= Requirements =
Pictures aside, repeat every entry exactly.

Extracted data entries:
***

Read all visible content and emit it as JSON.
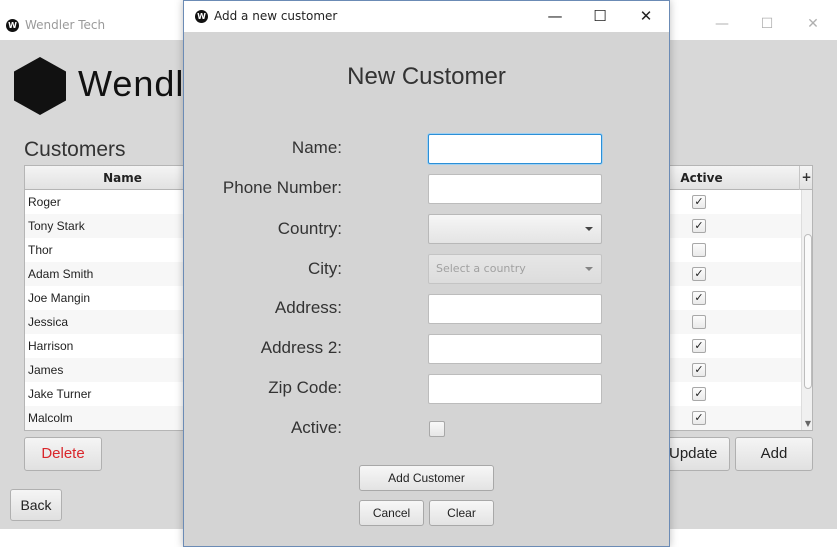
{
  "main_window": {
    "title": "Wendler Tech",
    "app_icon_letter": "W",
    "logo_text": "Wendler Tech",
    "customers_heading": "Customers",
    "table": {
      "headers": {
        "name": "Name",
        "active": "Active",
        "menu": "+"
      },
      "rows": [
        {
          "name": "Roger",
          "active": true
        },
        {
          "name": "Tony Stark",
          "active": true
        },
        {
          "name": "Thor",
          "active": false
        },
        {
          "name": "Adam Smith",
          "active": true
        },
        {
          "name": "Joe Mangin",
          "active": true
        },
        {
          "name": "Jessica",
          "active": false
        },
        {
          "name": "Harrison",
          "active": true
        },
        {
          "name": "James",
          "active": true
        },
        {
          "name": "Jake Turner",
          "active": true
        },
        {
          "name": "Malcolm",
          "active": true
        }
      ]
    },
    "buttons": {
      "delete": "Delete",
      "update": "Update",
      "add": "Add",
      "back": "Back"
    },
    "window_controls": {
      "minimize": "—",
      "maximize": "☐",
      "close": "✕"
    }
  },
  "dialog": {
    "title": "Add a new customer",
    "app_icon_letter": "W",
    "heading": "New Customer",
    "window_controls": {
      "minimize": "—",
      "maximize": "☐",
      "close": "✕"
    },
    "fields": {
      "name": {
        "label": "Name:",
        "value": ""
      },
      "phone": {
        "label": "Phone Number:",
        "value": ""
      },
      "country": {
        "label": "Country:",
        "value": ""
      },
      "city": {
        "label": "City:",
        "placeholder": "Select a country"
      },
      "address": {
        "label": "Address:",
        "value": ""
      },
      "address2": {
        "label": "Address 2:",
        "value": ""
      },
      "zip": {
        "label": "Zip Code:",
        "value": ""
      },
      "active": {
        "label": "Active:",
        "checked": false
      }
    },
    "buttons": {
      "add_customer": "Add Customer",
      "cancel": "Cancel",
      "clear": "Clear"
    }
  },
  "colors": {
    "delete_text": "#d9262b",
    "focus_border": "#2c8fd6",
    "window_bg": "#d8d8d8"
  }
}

***

= Reply to the task =
Read all visible content and emit it as JSON.
{
  "main_window": {
    "title": "Wendler Tech",
    "app_icon_letter": "W",
    "logo_text": "Wendler Tech",
    "customers_heading": "Customers",
    "table": {
      "headers": {
        "name": "Name",
        "active": "Active",
        "menu": "+"
      },
      "rows": [
        {
          "name": "Roger",
          "active": true
        },
        {
          "name": "Tony Stark",
          "active": true
        },
        {
          "name": "Thor",
          "active": false
        },
        {
          "name": "Adam Smith",
          "active": true
        },
        {
          "name": "Joe Mangin",
          "active": true
        },
        {
          "name": "Jessica",
          "active": false
        },
        {
          "name": "Harrison",
          "active": true
        },
        {
          "name": "James",
          "active": true
        },
        {
          "name": "Jake Turner",
          "active": true
        },
        {
          "name": "Malcolm",
          "active": true
        }
      ]
    },
    "buttons": {
      "delete": "Delete",
      "update": "Update",
      "add": "Add",
      "back": "Back"
    },
    "window_controls": {
      "minimize": "—",
      "maximize": "☐",
      "close": "✕"
    }
  },
  "dialog": {
    "title": "Add a new customer",
    "app_icon_letter": "W",
    "heading": "New Customer",
    "window_controls": {
      "minimize": "—",
      "maximize": "☐",
      "close": "✕"
    },
    "fields": {
      "name": {
        "label": "Name:",
        "value": ""
      },
      "phone": {
        "label": "Phone Number:",
        "value": ""
      },
      "country": {
        "label": "Country:",
        "value": ""
      },
      "city": {
        "label": "City:",
        "placeholder": "Select a country"
      },
      "address": {
        "label": "Address:",
        "value": ""
      },
      "address2": {
        "label": "Address 2:",
        "value": ""
      },
      "zip": {
        "label": "Zip Code:",
        "value": ""
      },
      "active": {
        "label": "Active:",
        "checked": false
      }
    },
    "buttons": {
      "add_customer": "Add Customer",
      "cancel": "Cancel",
      "clear": "Clear"
    }
  },
  "colors": {
    "delete_text": "#d9262b",
    "focus_border": "#2c8fd6",
    "window_bg": "#d8d8d8"
  }
}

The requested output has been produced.